Transcribe the records below exactly as they appear, omitting any pictures.

## Excerpted data
┌──
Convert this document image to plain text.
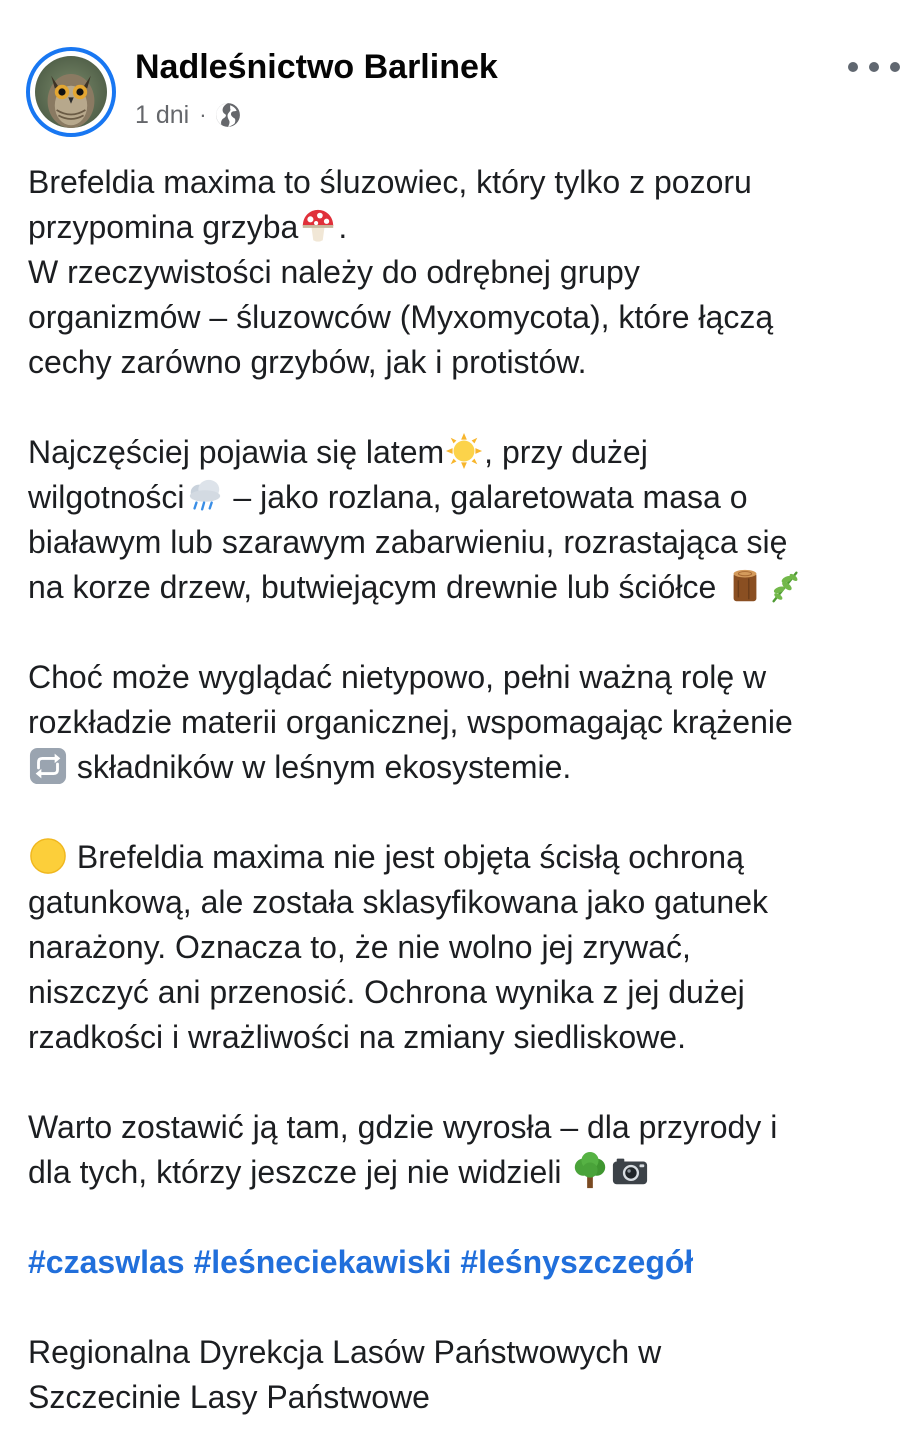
Nadleśnictwo Barlinek
1 dni ·
Brefeldia maxima to śluzowiec, który tylko z pozoru
przypomina grzyba .
W rzeczywistości należy do odrębnej grupy
organizmów – śluzowców (Myxomycota), które łączą
cechy zarówno grzybów, jak i protistów.
Najczęściej pojawia się latem , przy dużej
wilgotności – jako rozlana, galaretowata masa o
białawym lub szarawym zabarwieniu, rozrastająca się
na korze drzew, butwiejącym drewnie lub ściółce
Choć może wyglądać nietypowo, pełni ważną rolę w
rozkładzie materii organicznej, wspomagając krążenie
składników w leśnym ekosystemie.
Brefeldia maxima nie jest objęta ścisłą ochroną
gatunkową, ale została sklasyfikowana jako gatunek
narażony. Oznacza to, że nie wolno jej zrywać,
niszczyć ani przenosić. Ochrona wynika z jej dużej
rzadkości i wrażliwości na zmiany siedliskowe.
Warto zostawić ją tam, gdzie wyrosła – dla przyrody i
dla tych, którzy jeszcze jej nie widzieli
#czaswlas #leśneciekawiski #leśnyszczegół
Regionalna Dyrekcja Lasów Państwowych w
Szczecinie Lasy Państwowe
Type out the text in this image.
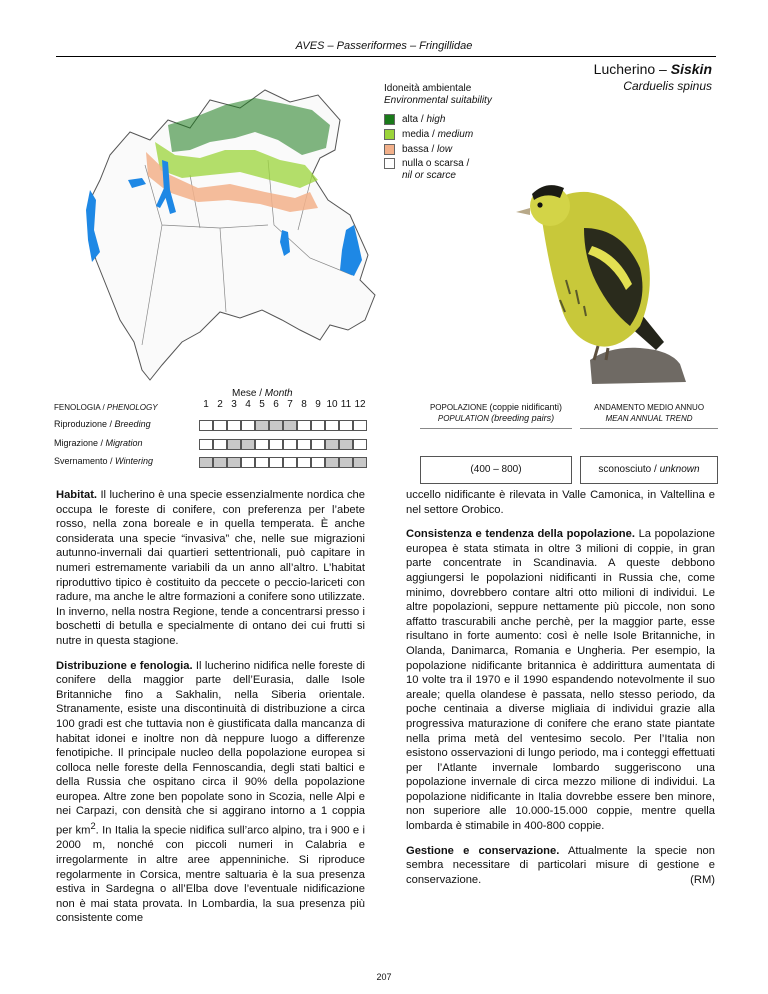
AVES – Passeriformes – Fringillidae
Lucherino – Siskin
Carduelis spinus
Idoneità ambientale
Environmental suitability
alta / high
media / medium
bassa / low
nulla o scarsa /
nil or scarce
FENOLOGIA / PHENOLOGY
Mese / Month
1 2 3 4 5 6 7 8 9 10 11 12
Riproduzione / Breeding
Migrazione / Migration
Svernamento / Wintering
POPOLAZIONE (coppie nidificanti)
POPULATION (breeding pairs)
ANDAMENTO MEDIO ANNUO
MEAN ANNUAL TREND
(400 – 800)	sconosciuto / unknown

Habitat. Il lucherino è una specie essenzialmente nordica che occupa le foreste di conifere, con preferenza per l’abete rosso, nella zona boreale e in quella temperata. È anche considerata una specie “invasiva” che, nelle sue migrazioni autunno-invernali dai quartieri settentrionali, può capitare in numeri estremamente variabili da un anno all’altro. L’habitat riproduttivo tipico è costituito da peccete o peccio-lariceti con radure, ma anche le altre formazioni a conifere sono utilizzate. In inverno, nella nostra Regione, tende a concentrarsi presso i boschetti di betulla e specialmente di ontano dei cui frutti si nutre in questa stagione.

Distribuzione e fenologia. Il lucherino nidifica nelle foreste di conifere della maggior parte dell’Eurasia, dalle Isole Britanniche fino a Sakhalin, nella Siberia orientale. Stranamente, esiste una discontinuità di distribuzione a circa 100 gradi est che tuttavia non è giustificata dalla mancanza di habitat idonei e inoltre non dà neppure luogo a differenze fenotipiche. Il principale nucleo della popolazione europea si colloca nelle foreste della Fennoscandia, degli stati baltici e della Russia che ospitano circa il 90% della popolazione europea. Altre zone ben popolate sono in Scozia, nelle Alpi e nei Carpazi, con densità che si aggirano intorno a 1 coppia per $km^2$. In Italia la specie nidifica sull’arco alpino, tra i 900 e i 2000 m, nonché con piccoli numeri in Calabria e irregolarmente in altre aree appenniniche. Si riproduce regolarmente in Corsica, mentre saltuaria è la sua presenza estiva in Sardegna o all’Elba dove l’eventuale nidificazione non è mai stata provata. In Lombardia, la sua presenza più consistente come

uccello nidificante è rilevata in Valle Camonica, in Valtellina e nel settore Orobico.

Consistenza e tendenza della popolazione. La popolazione europea è stata stimata in oltre 3 milioni di coppie, in gran parte concentrate in Scandinavia. A queste debbono aggiungersi le popolazioni nidificanti in Russia che, come minimo, dovrebbero contare altri otto milioni di individui. Le altre popolazioni, seppure nettamente più piccole, non sono affatto trascurabili anche perchè, per la maggior parte, esse risultano in forte aumento: così è nelle Isole Britanniche, in Olanda, Danimarca, Romania e Ungheria. Per esempio, la popolazione nidificante britannica è addirittura aumentata di 10 volte tra il 1970 e il 1990 espandendo notevolmente il suo areale; quella olandese è passata, nello stesso periodo, da poche centinaia a diverse migliaia di individui grazie alla progressiva maturazione di conifere che erano state piantate nella prima metà del ventesimo secolo. Per l’Italia non esistono osservazioni di lungo periodo, ma i conteggi effettuati per l’Atlante invernale lombardo suggeriscono una popolazione invernale di circa mezzo milione di individui. La popolazione nidificante in Italia dovrebbe essere ben minore, non superiore alle 10.000-15.000 coppie, mentre quella lombarda è stimabile in 400-800 coppie.

Gestione e conservazione. Attualmente la specie non sembra necessitare di particolari misure di gestione e conservazione.	(RM)

207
└──
## Solution to the problem
Convert this document image to plain text.
Nadleśnictwo Barlinek
1 dni ·
Brefeldia maxima to śluzowiec, który tylko z pozoru
przypomina grzyba .
W rzeczywistości należy do odrębnej grupy
organizmów – śluzowców (Myxomycota), które łączą
cechy zarówno grzybów, jak i protistów.
Najczęściej pojawia się latem , przy dużej
wilgotności – jako rozlana, galaretowata masa o
białawym lub szarawym zabarwieniu, rozrastająca się
na korze drzew, butwiejącym drewnie lub ściółce
Choć może wyglądać nietypowo, pełni ważną rolę w
rozkładzie materii organicznej, wspomagając krążenie
składników w leśnym ekosystemie.
Brefeldia maxima nie jest objęta ścisłą ochroną
gatunkową, ale została sklasyfikowana jako gatunek
narażony. Oznacza to, że nie wolno jej zrywać,
niszczyć ani przenosić. Ochrona wynika z jej dużej
rzadkości i wrażliwości na zmiany siedliskowe.
Warto zostawić ją tam, gdzie wyrosła – dla przyrody i
dla tych, którzy jeszcze jej nie widzieli
#czaswlas #leśneciekawiski #leśnyszczegół
Regionalna Dyrekcja Lasów Państwowych w
Szczecinie Lasy Państwowe
Type out the text in this image.
AVES – Passeriformes – Fringillidae
Lucherino – Siskin
Carduelis spinus
Idoneità ambientale
Environmental suitability
alta / high
media / medium
bassa / low
nulla o scarsa /
nil or scarce
FENOLOGIA / PHENOLOGY
Mese / Month
1 2 3 4 5 6 7 8 9 10 11 12
Riproduzione / Breeding
Migrazione / Migration
Svernamento / Wintering
POPOLAZIONE (coppie nidificanti)
POPULATION (breeding pairs)
ANDAMENTO MEDIO ANNUO
MEAN ANNUAL TREND
(400 – 800)	sconosciuto / unknown

Habitat. Il lucherino è una specie essenzialmente nordica che occupa le foreste di conifere, con preferenza per l’abete rosso, nella zona boreale e in quella temperata. È anche considerata una specie “invasiva” che, nelle sue migrazioni autunno-invernali dai quartieri settentrionali, può capitare in numeri estremamente variabili da un anno all’altro. L’habitat riproduttivo tipico è costituito da peccete o peccio-lariceti con radure, ma anche le altre formazioni a conifere sono utilizzate. In inverno, nella nostra Regione, tende a concentrarsi presso i boschetti di betulla e specialmente di ontano dei cui frutti si nutre in questa stagione.

Distribuzione e fenologia. Il lucherino nidifica nelle foreste di conifere della maggior parte dell’Eurasia, dalle Isole Britanniche fino a Sakhalin, nella Siberia orientale. Stranamente, esiste una discontinuità di distribuzione a circa 100 gradi est che tuttavia non è giustificata dalla mancanza di habitat idonei e inoltre non dà neppure luogo a differenze fenotipiche. Il principale nucleo della popolazione europea si colloca nelle foreste della Fennoscandia, degli stati baltici e della Russia che ospitano circa il 90% della popolazione europea. Altre zone ben popolate sono in Scozia, nelle Alpi e nei Carpazi, con densità che si aggirano intorno a 1 coppia per $km^2$. In Italia la specie nidifica sull’arco alpino, tra i 900 e i 2000 m, nonché con piccoli numeri in Calabria e irregolarmente in altre aree appenniniche. Si riproduce regolarmente in Corsica, mentre saltuaria è la sua presenza estiva in Sardegna o all’Elba dove l’eventuale nidificazione non è mai stata provata. In Lombardia, la sua presenza più consistente come

uccello nidificante è rilevata in Valle Camonica, in Valtellina e nel settore Orobico.

Consistenza e tendenza della popolazione. La popolazione europea è stata stimata in oltre 3 milioni di coppie, in gran parte concentrate in Scandinavia. A queste debbono aggiungersi le popolazioni nidificanti in Russia che, come minimo, dovrebbero contare altri otto milioni di individui. Le altre popolazioni, seppure nettamente più piccole, non sono affatto trascurabili anche perchè, per la maggior parte, esse risultano in forte aumento: così è nelle Isole Britanniche, in Olanda, Danimarca, Romania e Ungheria. Per esempio, la popolazione nidificante britannica è addirittura aumentata di 10 volte tra il 1970 e il 1990 espandendo notevolmente il suo areale; quella olandese è passata, nello stesso periodo, da poche centinaia a diverse migliaia di individui grazie alla progressiva maturazione di conifere che erano state piantate nella prima metà del ventesimo secolo. Per l’Italia non esistono osservazioni di lungo periodo, ma i conteggi effettuati per l’Atlante invernale lombardo suggeriscono una popolazione invernale di circa mezzo milione di individui. La popolazione nidificante in Italia dovrebbe essere ben minore, non superiore alle 10.000-15.000 coppie, mentre quella lombarda è stimabile in 400-800 coppie.

Gestione e conservazione. Attualmente la specie non sembra necessitare di particolari misure di gestione e conservazione.	(RM)

207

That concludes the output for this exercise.